● PROVIDED DATA
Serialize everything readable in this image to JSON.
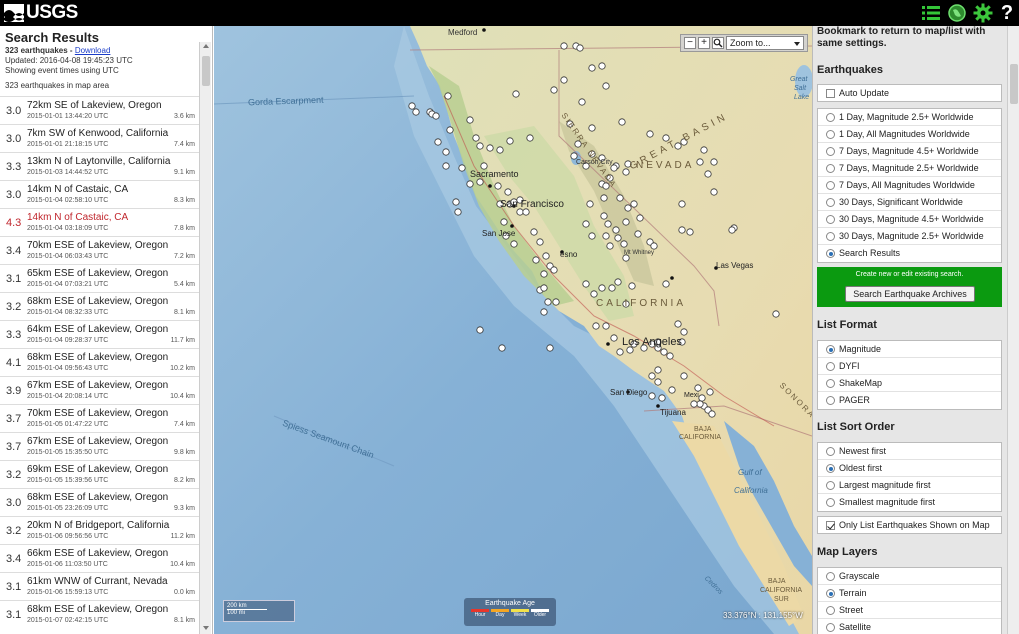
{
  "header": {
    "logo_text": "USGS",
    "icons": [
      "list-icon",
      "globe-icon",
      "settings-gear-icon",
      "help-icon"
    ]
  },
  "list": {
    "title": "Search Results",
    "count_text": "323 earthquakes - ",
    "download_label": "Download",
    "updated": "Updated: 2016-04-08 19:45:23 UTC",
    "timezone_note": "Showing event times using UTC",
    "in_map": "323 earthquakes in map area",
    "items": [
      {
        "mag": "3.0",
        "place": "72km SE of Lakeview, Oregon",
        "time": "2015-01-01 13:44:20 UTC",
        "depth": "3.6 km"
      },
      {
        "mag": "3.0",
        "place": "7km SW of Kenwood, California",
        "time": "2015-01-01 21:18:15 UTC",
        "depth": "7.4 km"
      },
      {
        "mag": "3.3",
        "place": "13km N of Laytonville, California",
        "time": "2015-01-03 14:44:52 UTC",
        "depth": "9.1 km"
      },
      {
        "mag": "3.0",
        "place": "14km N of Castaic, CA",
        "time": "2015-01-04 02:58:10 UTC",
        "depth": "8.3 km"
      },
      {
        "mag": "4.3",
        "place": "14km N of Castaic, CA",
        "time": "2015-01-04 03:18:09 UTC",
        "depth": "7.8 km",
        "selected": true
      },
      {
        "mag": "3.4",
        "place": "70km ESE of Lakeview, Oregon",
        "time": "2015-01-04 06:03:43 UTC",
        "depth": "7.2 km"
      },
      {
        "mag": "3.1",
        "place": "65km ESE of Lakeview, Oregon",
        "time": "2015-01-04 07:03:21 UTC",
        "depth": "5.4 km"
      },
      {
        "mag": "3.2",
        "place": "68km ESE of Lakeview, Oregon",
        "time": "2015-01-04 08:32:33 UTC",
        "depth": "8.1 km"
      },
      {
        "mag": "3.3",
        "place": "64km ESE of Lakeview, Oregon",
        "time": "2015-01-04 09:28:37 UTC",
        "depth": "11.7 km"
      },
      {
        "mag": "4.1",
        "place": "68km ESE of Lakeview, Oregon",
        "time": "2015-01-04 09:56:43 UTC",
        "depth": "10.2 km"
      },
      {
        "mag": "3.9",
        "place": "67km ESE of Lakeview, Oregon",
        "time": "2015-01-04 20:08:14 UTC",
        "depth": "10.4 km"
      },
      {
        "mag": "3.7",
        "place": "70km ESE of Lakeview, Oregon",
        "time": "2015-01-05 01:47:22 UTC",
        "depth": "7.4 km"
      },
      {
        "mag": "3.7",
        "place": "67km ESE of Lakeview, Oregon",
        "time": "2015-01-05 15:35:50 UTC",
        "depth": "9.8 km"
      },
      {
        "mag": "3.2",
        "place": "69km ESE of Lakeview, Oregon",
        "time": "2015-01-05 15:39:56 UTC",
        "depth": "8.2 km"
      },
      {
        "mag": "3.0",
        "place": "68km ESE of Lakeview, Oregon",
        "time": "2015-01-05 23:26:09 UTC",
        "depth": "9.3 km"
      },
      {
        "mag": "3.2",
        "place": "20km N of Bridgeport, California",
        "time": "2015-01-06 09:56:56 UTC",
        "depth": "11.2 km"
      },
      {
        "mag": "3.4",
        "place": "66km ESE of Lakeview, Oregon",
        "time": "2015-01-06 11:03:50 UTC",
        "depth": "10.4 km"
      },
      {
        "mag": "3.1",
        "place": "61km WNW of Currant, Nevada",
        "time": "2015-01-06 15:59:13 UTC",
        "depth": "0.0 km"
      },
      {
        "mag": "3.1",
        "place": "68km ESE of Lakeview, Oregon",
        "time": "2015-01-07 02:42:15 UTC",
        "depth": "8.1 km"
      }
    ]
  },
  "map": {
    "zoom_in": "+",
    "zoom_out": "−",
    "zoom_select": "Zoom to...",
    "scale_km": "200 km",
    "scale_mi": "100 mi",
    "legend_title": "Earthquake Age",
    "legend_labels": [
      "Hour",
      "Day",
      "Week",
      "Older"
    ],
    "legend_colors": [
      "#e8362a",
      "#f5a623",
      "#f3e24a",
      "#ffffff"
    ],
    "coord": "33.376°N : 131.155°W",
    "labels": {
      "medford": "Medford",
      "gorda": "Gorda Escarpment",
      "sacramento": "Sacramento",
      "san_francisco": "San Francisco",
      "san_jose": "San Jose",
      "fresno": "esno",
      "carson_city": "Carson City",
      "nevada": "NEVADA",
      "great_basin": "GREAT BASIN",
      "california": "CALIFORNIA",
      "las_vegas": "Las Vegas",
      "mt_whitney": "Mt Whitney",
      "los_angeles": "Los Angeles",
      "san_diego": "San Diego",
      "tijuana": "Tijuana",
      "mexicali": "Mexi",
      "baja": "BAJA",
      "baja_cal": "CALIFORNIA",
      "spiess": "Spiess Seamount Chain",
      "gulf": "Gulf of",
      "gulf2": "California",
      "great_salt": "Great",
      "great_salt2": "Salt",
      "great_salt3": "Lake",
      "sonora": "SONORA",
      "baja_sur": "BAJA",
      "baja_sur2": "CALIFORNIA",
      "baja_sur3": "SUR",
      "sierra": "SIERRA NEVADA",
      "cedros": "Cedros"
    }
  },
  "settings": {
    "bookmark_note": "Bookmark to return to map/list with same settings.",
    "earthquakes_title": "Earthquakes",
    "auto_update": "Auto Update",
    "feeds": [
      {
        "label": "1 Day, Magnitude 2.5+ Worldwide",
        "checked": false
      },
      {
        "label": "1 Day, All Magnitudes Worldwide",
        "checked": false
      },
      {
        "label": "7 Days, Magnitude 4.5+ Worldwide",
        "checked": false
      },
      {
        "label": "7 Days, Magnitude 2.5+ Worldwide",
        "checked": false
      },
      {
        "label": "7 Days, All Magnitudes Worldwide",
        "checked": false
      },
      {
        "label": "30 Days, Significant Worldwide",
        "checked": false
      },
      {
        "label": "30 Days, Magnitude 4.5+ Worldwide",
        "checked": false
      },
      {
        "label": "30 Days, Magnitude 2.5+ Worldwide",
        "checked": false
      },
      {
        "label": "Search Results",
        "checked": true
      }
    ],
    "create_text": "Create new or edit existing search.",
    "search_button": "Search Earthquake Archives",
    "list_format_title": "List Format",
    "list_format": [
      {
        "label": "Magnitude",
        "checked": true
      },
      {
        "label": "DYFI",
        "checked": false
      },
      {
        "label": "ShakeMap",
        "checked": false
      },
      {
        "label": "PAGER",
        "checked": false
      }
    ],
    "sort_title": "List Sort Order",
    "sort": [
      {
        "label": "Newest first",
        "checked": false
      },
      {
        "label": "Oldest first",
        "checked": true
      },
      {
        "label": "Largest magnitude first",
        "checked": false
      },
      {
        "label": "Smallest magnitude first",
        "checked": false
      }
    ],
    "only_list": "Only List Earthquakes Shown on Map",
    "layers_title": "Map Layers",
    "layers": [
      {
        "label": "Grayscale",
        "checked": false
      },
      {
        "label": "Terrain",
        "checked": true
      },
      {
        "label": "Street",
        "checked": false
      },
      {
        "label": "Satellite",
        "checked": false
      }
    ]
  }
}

* * *

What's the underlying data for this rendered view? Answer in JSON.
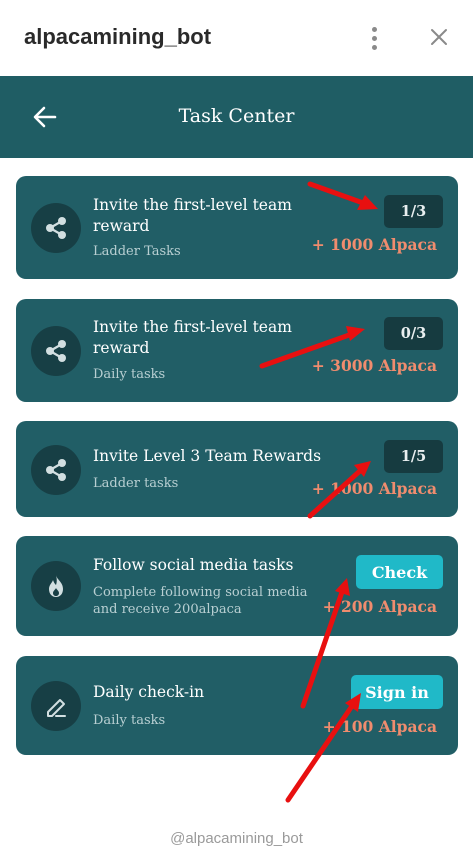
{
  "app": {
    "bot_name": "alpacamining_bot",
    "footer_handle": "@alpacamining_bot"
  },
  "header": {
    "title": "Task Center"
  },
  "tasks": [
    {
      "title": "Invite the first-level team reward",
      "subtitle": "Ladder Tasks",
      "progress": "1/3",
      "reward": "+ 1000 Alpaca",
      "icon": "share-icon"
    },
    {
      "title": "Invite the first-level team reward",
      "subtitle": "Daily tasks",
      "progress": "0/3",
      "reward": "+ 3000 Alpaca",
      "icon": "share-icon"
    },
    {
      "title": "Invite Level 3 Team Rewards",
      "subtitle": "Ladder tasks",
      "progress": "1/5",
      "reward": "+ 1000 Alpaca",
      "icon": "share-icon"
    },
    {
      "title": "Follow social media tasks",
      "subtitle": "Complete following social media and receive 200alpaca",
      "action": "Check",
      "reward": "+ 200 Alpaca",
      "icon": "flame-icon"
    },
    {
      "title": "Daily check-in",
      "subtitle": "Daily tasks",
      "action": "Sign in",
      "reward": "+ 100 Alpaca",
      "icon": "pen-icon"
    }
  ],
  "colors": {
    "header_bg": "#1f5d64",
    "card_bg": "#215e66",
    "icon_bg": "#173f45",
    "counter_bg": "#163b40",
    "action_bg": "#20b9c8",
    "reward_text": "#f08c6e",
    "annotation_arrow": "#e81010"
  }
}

● WORK REQUIRED
Collect every line above that contains the word "media".

● RESULT OF THE TASK
      "title": "Follow social media tasks",
      "subtitle": "Complete following social media and receive 200alpaca",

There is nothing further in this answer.